> [SHORT TASK] Your answer must consist solely of the number of lines that contain the word "Change".

— Begin SOURCE MATERIAL —

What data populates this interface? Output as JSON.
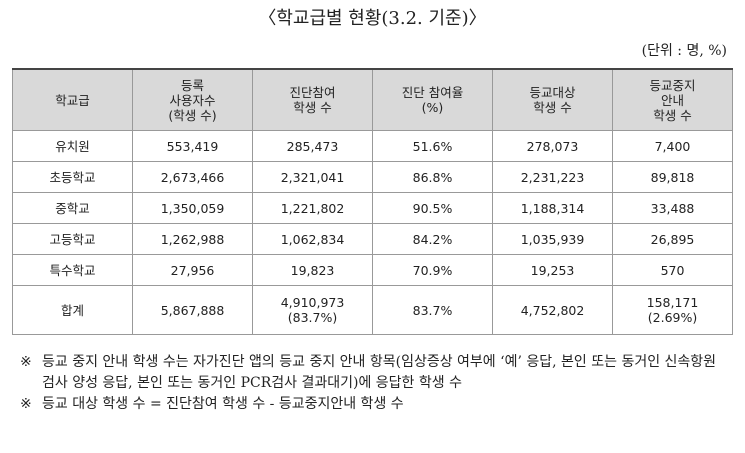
{
  "title": "〈학교급별 현황(3.2. 기준)〉",
  "unit": "(단위 : 명, %)",
  "table": {
    "header": [
      [
        "학교급"
      ],
      [
        "등록",
        "사용자수",
        "(학생 수)"
      ],
      [
        "진단참여",
        "학생 수"
      ],
      [
        "진단 참여율",
        "(%)"
      ],
      [
        "등교대상",
        "학생 수"
      ],
      [
        "등교중지",
        "안내",
        "학생 수"
      ]
    ],
    "rows": [
      [
        "유치원",
        "553,419",
        "285,473",
        "51.6%",
        "278,073",
        "7,400"
      ],
      [
        "초등학교",
        "2,673,466",
        "2,321,041",
        "86.8%",
        "2,231,223",
        "89,818"
      ],
      [
        "중학교",
        "1,350,059",
        "1,221,802",
        "90.5%",
        "1,188,314",
        "33,488"
      ],
      [
        "고등학교",
        "1,262,988",
        "1,062,834",
        "84.2%",
        "1,035,939",
        "26,895"
      ],
      [
        "특수학교",
        "27,956",
        "19,823",
        "70.9%",
        "19,253",
        "570"
      ],
      [
        "합계",
        "5,867,888",
        [
          "4,910,973",
          "(83.7%)"
        ],
        "83.7%",
        "4,752,802",
        [
          "158,171",
          "(2.69%)"
        ]
      ]
    ]
  },
  "notes": [
    {
      "mark": "※",
      "text": "등교 중지 안내 학생 수는 자가진단 앱의 등교 중지 안내 항목(임상증상 여부에 ‘예’ 응답, 본인 또는 동거인 신속항원검사 양성 응답, 본인 또는 동거인 PCR검사 결과대기)에 응답한 학생 수"
    },
    {
      "mark": "※",
      "text": "등교 대상 학생 수 = 진단참여 학생 수 - 등교중지안내 학생 수"
    }
  ]
}
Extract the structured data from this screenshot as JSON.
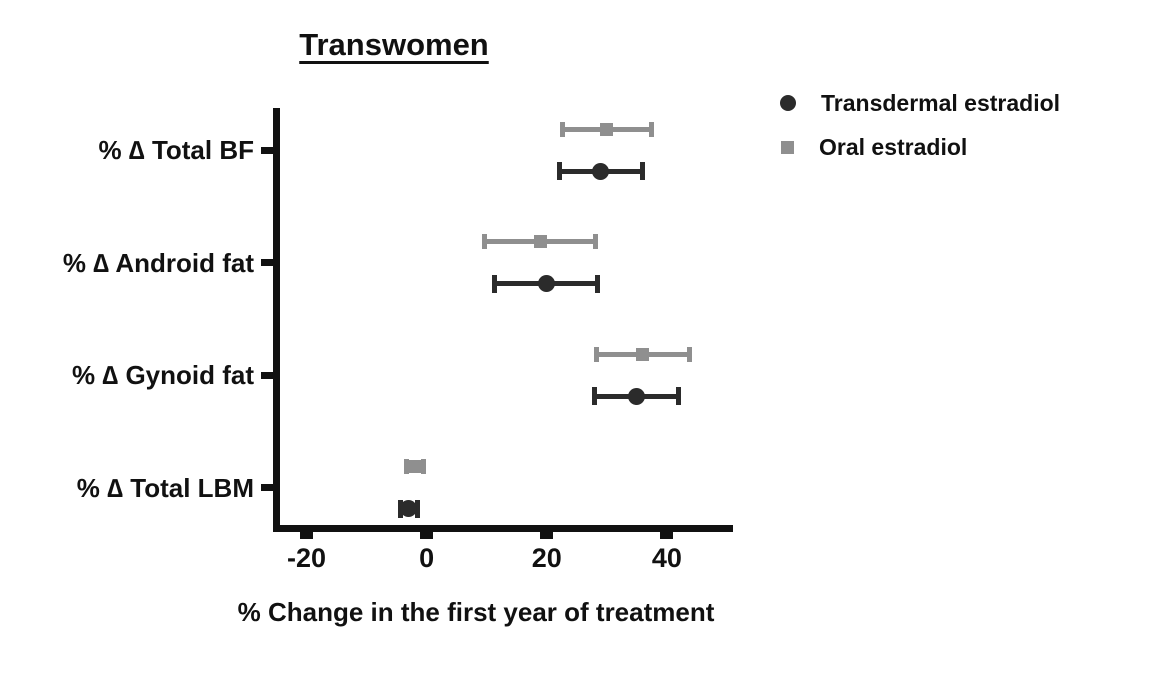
{
  "title": "Transwomen",
  "xlabel": "% Change in the first year of treatment",
  "colors": {
    "axis": "#111111",
    "transdermal": "#2b2b2b",
    "oral": "#8f8f8f"
  },
  "legend": [
    {
      "label": "Transdermal estradiol",
      "marker": "circle",
      "color": "#2b2b2b"
    },
    {
      "label": "Oral estradiol",
      "marker": "square",
      "color": "#8f8f8f"
    }
  ],
  "chart_data": {
    "type": "scatter",
    "subtype": "dot-plot-with-error-bars",
    "title": "Transwomen",
    "xlabel": "% Change in the first year of treatment",
    "categories": [
      "% ∆ Total BF",
      "% ∆ Android fat",
      "% ∆ Gynoid fat",
      "% ∆ Total LBM"
    ],
    "x_ticks": [
      -20,
      0,
      20,
      40
    ],
    "xlim": [
      -25,
      51
    ],
    "grid": false,
    "legend_position": "top-right",
    "series": [
      {
        "name": "Oral estradiol",
        "marker": "square",
        "color": "#8f8f8f",
        "points": [
          {
            "category": "% ∆ Total BF",
            "value": 30,
            "low": 22.5,
            "high": 37.5
          },
          {
            "category": "% ∆ Android fat",
            "value": 19,
            "low": 9.5,
            "high": 28.2
          },
          {
            "category": "% ∆ Gynoid fat",
            "value": 36,
            "low": 28.2,
            "high": 43.8
          },
          {
            "category": "% ∆ Total LBM",
            "value": -2,
            "low": -3.5,
            "high": -0.5
          }
        ]
      },
      {
        "name": "Transdermal estradiol",
        "marker": "circle",
        "color": "#2b2b2b",
        "points": [
          {
            "category": "% ∆ Total BF",
            "value": 29,
            "low": 22,
            "high": 36
          },
          {
            "category": "% ∆ Android fat",
            "value": 20,
            "low": 11.2,
            "high": 28.5
          },
          {
            "category": "% ∆ Gynoid fat",
            "value": 35,
            "low": 27.8,
            "high": 42
          },
          {
            "category": "% ∆ Total LBM",
            "value": -3,
            "low": -4.5,
            "high": -1.5
          }
        ]
      }
    ]
  }
}
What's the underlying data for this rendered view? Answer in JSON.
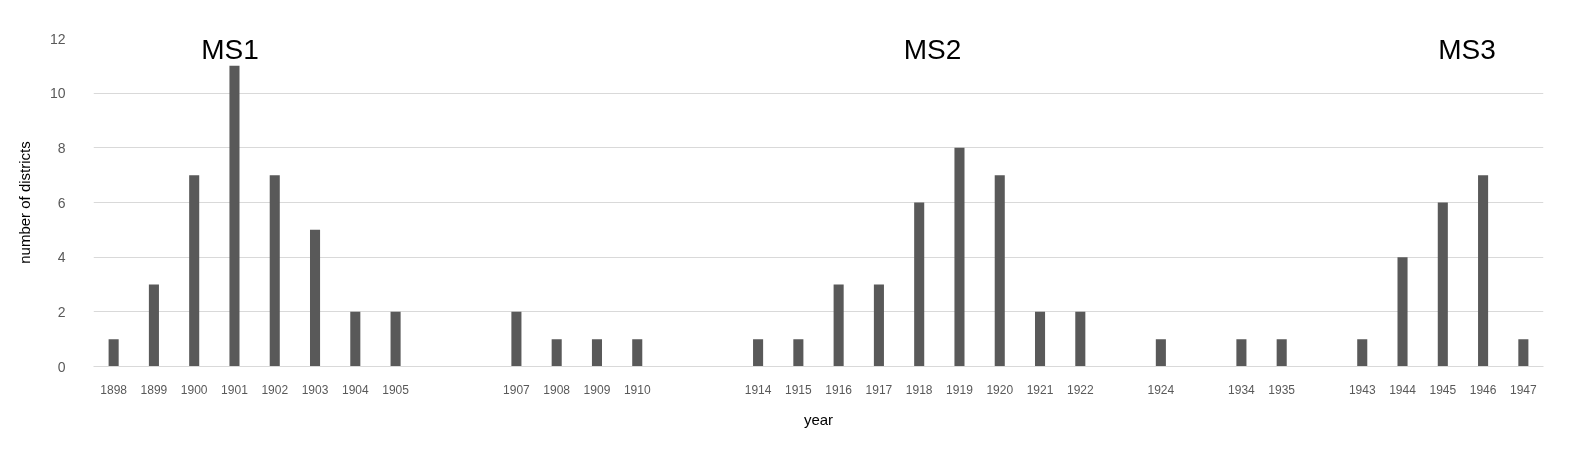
{
  "chart_data": {
    "type": "bar",
    "xlabel": "year",
    "ylabel": "number of districts",
    "categories": [
      "1898",
      "1899",
      "1900",
      "1901",
      "1902",
      "1903",
      "1904",
      "1905",
      null,
      null,
      "1907",
      "1908",
      "1909",
      "1910",
      null,
      null,
      "1914",
      "1915",
      "1916",
      "1917",
      "1918",
      "1919",
      "1920",
      "1921",
      "1922",
      null,
      "1924",
      null,
      "1934",
      "1935",
      null,
      "1943",
      "1944",
      "1945",
      "1946",
      "1947"
    ],
    "values": [
      1,
      3,
      7,
      11,
      7,
      5,
      2,
      2,
      null,
      null,
      2,
      1,
      1,
      1,
      null,
      null,
      1,
      1,
      3,
      3,
      6,
      8,
      7,
      2,
      2,
      null,
      1,
      null,
      1,
      1,
      null,
      1,
      4,
      6,
      7,
      1
    ],
    "color": "#595959",
    "ylim": [
      0,
      12
    ],
    "yticks": [
      0,
      2,
      4,
      6,
      8,
      10,
      12
    ],
    "grid": "y",
    "annotations": [
      "MS1",
      "MS2",
      "MS3"
    ]
  }
}
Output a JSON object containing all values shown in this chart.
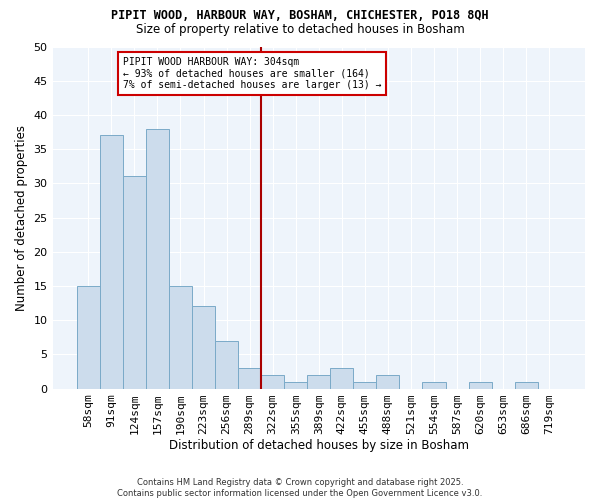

— End SOURCE MATERIAL —

> [CORRECT OUTPUT] 2